─── EXERCISE DATA
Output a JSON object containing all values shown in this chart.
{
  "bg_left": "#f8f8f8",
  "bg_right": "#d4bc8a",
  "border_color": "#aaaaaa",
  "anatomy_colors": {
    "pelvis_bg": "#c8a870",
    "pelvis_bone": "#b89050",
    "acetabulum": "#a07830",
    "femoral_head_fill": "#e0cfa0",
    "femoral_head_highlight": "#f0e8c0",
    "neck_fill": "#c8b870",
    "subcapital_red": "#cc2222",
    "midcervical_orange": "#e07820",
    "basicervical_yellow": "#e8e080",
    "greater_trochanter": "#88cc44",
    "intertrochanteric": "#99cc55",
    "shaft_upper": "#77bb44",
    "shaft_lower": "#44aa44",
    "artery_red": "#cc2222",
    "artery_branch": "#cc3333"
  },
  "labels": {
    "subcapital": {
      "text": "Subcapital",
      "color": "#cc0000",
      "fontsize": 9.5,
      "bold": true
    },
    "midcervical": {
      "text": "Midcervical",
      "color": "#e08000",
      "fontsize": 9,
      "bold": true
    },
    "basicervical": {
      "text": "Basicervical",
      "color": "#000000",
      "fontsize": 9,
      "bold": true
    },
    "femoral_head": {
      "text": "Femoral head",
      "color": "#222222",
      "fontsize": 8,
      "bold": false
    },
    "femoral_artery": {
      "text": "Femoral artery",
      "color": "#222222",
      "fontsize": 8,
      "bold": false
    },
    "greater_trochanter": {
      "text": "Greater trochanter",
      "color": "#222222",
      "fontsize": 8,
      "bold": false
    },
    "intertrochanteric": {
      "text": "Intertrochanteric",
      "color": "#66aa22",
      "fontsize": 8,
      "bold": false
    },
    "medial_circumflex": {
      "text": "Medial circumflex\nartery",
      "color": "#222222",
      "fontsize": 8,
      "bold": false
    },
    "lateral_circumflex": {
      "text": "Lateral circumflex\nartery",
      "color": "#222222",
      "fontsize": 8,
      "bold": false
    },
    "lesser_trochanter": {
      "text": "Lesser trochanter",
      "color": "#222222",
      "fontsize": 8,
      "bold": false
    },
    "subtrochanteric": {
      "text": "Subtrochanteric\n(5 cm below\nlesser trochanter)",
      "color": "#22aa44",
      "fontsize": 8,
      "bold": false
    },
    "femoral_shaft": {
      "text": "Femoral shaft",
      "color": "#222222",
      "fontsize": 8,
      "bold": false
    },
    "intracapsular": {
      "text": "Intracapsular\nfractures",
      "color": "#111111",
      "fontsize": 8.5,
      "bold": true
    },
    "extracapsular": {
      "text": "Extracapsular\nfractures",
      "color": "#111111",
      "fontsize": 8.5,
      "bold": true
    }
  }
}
──────
### TASK DETAILS
Show every line from the entries above in which the word "nartery" appears.

### SOLVED EXERCISE
      "text": "Medial circumflex\nartery",
      "text": "Lateral circumflex\nartery",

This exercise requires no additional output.